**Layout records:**
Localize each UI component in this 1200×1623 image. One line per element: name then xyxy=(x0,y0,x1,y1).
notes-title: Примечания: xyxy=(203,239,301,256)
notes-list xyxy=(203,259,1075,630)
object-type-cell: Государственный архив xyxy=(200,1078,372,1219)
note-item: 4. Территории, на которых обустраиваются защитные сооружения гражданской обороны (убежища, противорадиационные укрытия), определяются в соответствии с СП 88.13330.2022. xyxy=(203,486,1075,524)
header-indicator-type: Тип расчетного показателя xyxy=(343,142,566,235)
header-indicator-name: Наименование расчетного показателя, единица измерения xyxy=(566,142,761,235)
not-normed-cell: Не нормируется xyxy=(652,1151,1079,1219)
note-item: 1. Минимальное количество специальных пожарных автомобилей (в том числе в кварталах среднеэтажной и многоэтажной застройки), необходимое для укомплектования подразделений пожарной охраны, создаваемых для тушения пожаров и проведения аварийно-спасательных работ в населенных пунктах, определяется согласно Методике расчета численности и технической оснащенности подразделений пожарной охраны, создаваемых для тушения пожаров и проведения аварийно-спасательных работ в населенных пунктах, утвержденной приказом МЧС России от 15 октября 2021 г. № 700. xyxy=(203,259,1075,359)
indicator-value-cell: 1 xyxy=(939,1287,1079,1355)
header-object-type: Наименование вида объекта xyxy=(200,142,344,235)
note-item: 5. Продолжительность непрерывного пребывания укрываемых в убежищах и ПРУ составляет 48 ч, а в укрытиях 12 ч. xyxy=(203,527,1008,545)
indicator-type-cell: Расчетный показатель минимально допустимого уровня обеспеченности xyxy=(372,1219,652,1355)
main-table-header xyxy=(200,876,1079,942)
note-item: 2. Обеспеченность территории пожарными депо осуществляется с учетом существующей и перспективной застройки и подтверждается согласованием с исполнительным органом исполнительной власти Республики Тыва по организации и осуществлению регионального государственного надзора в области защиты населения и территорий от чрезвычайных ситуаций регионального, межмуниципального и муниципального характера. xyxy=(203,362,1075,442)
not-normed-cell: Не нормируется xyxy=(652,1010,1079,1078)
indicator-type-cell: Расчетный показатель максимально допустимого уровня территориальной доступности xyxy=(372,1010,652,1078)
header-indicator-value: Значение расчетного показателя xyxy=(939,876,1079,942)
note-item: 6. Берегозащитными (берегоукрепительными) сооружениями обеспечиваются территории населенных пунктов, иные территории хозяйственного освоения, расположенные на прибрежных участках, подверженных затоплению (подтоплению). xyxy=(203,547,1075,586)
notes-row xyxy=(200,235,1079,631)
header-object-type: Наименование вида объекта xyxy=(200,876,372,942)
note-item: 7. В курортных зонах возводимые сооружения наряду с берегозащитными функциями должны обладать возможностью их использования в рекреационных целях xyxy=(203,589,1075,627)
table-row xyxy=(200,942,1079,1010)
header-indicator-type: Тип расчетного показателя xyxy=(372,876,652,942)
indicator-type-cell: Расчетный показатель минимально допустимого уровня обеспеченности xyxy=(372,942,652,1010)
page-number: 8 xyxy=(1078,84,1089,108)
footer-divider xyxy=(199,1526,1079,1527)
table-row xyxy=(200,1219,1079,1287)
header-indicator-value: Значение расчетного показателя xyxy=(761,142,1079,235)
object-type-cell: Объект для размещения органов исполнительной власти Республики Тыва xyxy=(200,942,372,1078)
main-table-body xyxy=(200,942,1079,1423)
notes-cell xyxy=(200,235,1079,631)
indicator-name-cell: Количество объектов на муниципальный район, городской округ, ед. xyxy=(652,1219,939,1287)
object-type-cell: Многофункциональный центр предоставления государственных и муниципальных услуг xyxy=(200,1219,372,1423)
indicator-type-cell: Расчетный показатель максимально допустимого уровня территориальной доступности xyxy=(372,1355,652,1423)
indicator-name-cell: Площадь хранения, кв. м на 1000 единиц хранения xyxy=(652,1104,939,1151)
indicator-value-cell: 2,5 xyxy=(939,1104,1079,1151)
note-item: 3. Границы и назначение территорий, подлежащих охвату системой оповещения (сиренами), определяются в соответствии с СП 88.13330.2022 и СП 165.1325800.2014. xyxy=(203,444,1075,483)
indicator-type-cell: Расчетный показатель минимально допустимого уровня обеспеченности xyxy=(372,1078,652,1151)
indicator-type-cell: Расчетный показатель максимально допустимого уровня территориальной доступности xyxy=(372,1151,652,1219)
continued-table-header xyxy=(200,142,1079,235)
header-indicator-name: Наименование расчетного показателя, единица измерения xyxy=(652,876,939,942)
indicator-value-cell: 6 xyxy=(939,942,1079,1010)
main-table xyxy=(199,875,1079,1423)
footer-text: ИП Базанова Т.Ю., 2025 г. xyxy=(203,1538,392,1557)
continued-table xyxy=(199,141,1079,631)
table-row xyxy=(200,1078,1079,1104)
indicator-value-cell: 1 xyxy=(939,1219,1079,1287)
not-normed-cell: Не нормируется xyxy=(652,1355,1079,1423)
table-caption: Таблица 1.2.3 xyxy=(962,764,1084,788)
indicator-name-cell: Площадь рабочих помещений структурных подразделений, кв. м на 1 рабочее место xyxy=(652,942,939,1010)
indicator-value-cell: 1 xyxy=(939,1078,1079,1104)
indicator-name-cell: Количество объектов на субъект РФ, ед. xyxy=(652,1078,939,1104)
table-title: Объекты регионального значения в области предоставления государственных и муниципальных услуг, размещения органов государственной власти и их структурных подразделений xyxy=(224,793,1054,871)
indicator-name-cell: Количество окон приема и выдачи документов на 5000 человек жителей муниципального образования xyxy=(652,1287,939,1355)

**Task instructions:** Reproduce every line of the layout records above word for word.

**The output:**
Localize each UI component in this 1200×1623 image. One line per element: name then xyxy=(x0,y0,x1,y1).
notes-title: Примечания: xyxy=(203,239,301,256)
notes-list xyxy=(203,259,1075,630)
object-type-cell: Государственный архив xyxy=(200,1078,372,1219)
note-item: 4. Территории, на которых обустраиваются защитные сооружения гражданской обороны (убежища, противорадиационные укрытия), определяются в соответствии с СП 88.13330.2022. xyxy=(203,486,1075,524)
header-indicator-type: Тип расчетного показателя xyxy=(343,142,566,235)
header-indicator-name: Наименование расчетного показателя, единица измерения xyxy=(566,142,761,235)
not-normed-cell: Не нормируется xyxy=(652,1151,1079,1219)
note-item: 1. Минимальное количество специальных пожарных автомобилей (в том числе в кварталах среднеэтажной и многоэтажной застройки), необходимое для укомплектования подразделений пожарной охраны, создаваемых для тушения пожаров и проведения аварийно-спасательных работ в населенных пунктах, определяется согласно Методике расчета численности и технической оснащенности подразделений пожарной охраны, создаваемых для тушения пожаров и проведения аварийно-спасательных работ в населенных пунктах, утвержденной приказом МЧС России от 15 октября 2021 г. № 700. xyxy=(203,259,1075,359)
indicator-value-cell: 1 xyxy=(939,1287,1079,1355)
header-object-type: Наименование вида объекта xyxy=(200,142,344,235)
note-item: 5. Продолжительность непрерывного пребывания укрываемых в убежищах и ПРУ составляет 48 ч, а в укрытиях 12 ч. xyxy=(203,527,1008,545)
indicator-type-cell: Расчетный показатель минимально допустимого уровня обеспеченности xyxy=(372,1219,652,1355)
main-table-header xyxy=(200,876,1079,942)
note-item: 2. Обеспеченность территории пожарными депо осуществляется с учетом существующей и перспективной застройки и подтверждается согласованием с исполнительным органом исполнительной власти Республики Тыва по организации и осуществлению регионального государственного надзора в области защиты населения и территорий от чрезвычайных ситуаций регионального, межмуниципального и муниципального характера. xyxy=(203,362,1075,442)
not-normed-cell: Не нормируется xyxy=(652,1010,1079,1078)
indicator-type-cell: Расчетный показатель максимально допустимого уровня территориальной доступности xyxy=(372,1010,652,1078)
header-indicator-value: Значение расчетного показателя xyxy=(939,876,1079,942)
note-item: 6. Берегозащитными (берегоукрепительными) сооружениями обеспечиваются территории населенных пунктов, иные территории хозяйственного освоения, расположенные на прибрежных участках, подверженных затоплению (подтоплению). xyxy=(203,547,1075,586)
notes-row xyxy=(200,235,1079,631)
header-object-type: Наименование вида объекта xyxy=(200,876,372,942)
note-item: 7. В курортных зонах возводимые сооружения наряду с берегозащитными функциями должны обладать возможностью их использования в рекреационных целях xyxy=(203,589,1075,627)
table-row xyxy=(200,942,1079,1010)
header-indicator-type: Тип расчетного показателя xyxy=(372,876,652,942)
indicator-type-cell: Расчетный показатель минимально допустимого уровня обеспеченности xyxy=(372,942,652,1010)
page-number: 8 xyxy=(1078,84,1089,108)
footer-divider xyxy=(199,1526,1079,1527)
table-row xyxy=(200,1219,1079,1287)
header-indicator-value: Значение расчетного показателя xyxy=(761,142,1079,235)
object-type-cell: Объект для размещения органов исполнительной власти Республики Тыва xyxy=(200,942,372,1078)
main-table-body xyxy=(200,942,1079,1423)
notes-cell xyxy=(200,235,1079,631)
indicator-name-cell: Количество объектов на муниципальный район, городской округ, ед. xyxy=(652,1219,939,1287)
object-type-cell: Многофункциональный центр предоставления государственных и муниципальных услуг xyxy=(200,1219,372,1423)
indicator-type-cell: Расчетный показатель максимально допустимого уровня территориальной доступности xyxy=(372,1355,652,1423)
indicator-name-cell: Площадь хранения, кв. м на 1000 единиц хранения xyxy=(652,1104,939,1151)
indicator-value-cell: 2,5 xyxy=(939,1104,1079,1151)
note-item: 3. Границы и назначение территорий, подлежащих охвату системой оповещения (сиренами), определяются в соответствии с СП 88.13330.2022 и СП 165.1325800.2014. xyxy=(203,444,1075,483)
indicator-type-cell: Расчетный показатель минимально допустимого уровня обеспеченности xyxy=(372,1078,652,1151)
indicator-type-cell: Расчетный показатель максимально допустимого уровня территориальной доступности xyxy=(372,1151,652,1219)
continued-table-header xyxy=(200,142,1079,235)
header-indicator-name: Наименование расчетного показателя, единица измерения xyxy=(652,876,939,942)
indicator-value-cell: 6 xyxy=(939,942,1079,1010)
main-table xyxy=(199,875,1079,1423)
footer-text: ИП Базанова Т.Ю., 2025 г. xyxy=(203,1538,392,1557)
continued-table xyxy=(199,141,1079,631)
table-row xyxy=(200,1078,1079,1104)
indicator-value-cell: 1 xyxy=(939,1219,1079,1287)
not-normed-cell: Не нормируется xyxy=(652,1355,1079,1423)
table-caption: Таблица 1.2.3 xyxy=(962,764,1084,788)
indicator-name-cell: Площадь рабочих помещений структурных подразделений, кв. м на 1 рабочее место xyxy=(652,942,939,1010)
indicator-value-cell: 1 xyxy=(939,1078,1079,1104)
indicator-name-cell: Количество объектов на субъект РФ, ед. xyxy=(652,1078,939,1104)
table-title: Объекты регионального значения в области предоставления государственных и муниципальных услуг, размещения органов государственной власти и их структурных подразделений xyxy=(224,793,1054,871)
indicator-name-cell: Количество окон приема и выдачи документов на 5000 человек жителей муниципального образования xyxy=(652,1287,939,1355)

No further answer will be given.